= Exercise prompt =
Print the data exactly as it is given, please.

= Supplied records =
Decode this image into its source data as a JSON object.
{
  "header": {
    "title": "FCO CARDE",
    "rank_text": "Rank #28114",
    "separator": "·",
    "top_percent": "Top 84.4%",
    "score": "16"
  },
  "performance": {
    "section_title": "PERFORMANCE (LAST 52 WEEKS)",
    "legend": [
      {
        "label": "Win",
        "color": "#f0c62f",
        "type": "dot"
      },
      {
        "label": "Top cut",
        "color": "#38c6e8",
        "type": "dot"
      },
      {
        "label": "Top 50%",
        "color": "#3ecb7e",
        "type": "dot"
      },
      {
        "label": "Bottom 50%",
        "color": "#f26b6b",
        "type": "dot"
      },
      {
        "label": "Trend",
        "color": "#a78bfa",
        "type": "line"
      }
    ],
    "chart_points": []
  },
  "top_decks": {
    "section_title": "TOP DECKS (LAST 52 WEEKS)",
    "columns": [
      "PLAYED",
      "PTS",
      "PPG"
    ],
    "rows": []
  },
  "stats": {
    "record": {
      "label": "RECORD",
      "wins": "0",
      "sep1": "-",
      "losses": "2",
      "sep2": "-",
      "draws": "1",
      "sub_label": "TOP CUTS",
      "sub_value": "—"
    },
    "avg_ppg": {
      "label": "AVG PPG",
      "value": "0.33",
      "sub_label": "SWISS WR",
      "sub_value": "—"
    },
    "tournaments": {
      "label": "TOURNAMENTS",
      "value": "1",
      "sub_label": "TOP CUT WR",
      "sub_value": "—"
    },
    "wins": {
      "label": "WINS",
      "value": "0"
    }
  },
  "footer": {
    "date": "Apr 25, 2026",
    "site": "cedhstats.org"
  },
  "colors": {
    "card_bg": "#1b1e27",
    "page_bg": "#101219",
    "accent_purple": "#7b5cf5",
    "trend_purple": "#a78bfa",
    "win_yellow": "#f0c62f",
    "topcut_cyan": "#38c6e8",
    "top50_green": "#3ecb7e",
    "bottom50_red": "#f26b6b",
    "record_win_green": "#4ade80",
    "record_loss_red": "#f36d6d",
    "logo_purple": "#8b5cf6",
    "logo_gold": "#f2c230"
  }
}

= Full output =
Decode this image into its source data as a JSON object.
{
  "header": {
    "title": "FCO CARDE",
    "rank_text": "Rank #28114",
    "separator": "·",
    "top_percent": "Top 84.4%",
    "score": "16"
  },
  "performance": {
    "section_title": "PERFORMANCE (LAST 52 WEEKS)",
    "legend": [
      {
        "label": "Win",
        "color": "#f0c62f",
        "type": "dot"
      },
      {
        "label": "Top cut",
        "color": "#38c6e8",
        "type": "dot"
      },
      {
        "label": "Top 50%",
        "color": "#3ecb7e",
        "type": "dot"
      },
      {
        "label": "Bottom 50%",
        "color": "#f26b6b",
        "type": "dot"
      },
      {
        "label": "Trend",
        "color": "#a78bfa",
        "type": "line"
      }
    ],
    "chart_points": []
  },
  "top_decks": {
    "section_title": "TOP DECKS (LAST 52 WEEKS)",
    "columns": [
      "PLAYED",
      "PTS",
      "PPG"
    ],
    "rows": []
  },
  "stats": {
    "record": {
      "label": "RECORD",
      "wins": "0",
      "sep1": "-",
      "losses": "2",
      "sep2": "-",
      "draws": "1",
      "sub_label": "TOP CUTS",
      "sub_value": "—"
    },
    "avg_ppg": {
      "label": "AVG PPG",
      "value": "0.33",
      "sub_label": "SWISS WR",
      "sub_value": "—"
    },
    "tournaments": {
      "label": "TOURNAMENTS",
      "value": "1",
      "sub_label": "TOP CUT WR",
      "sub_value": "—"
    },
    "wins": {
      "label": "WINS",
      "value": "0"
    }
  },
  "footer": {
    "date": "Apr 25, 2026",
    "site": "cedhstats.org"
  },
  "colors": {
    "card_bg": "#1b1e27",
    "page_bg": "#101219",
    "accent_purple": "#7b5cf5",
    "trend_purple": "#a78bfa",
    "win_yellow": "#f0c62f",
    "topcut_cyan": "#38c6e8",
    "top50_green": "#3ecb7e",
    "bottom50_red": "#f26b6b",
    "record_win_green": "#4ade80",
    "record_loss_red": "#f36d6d",
    "logo_purple": "#8b5cf6",
    "logo_gold": "#f2c230"
  }
}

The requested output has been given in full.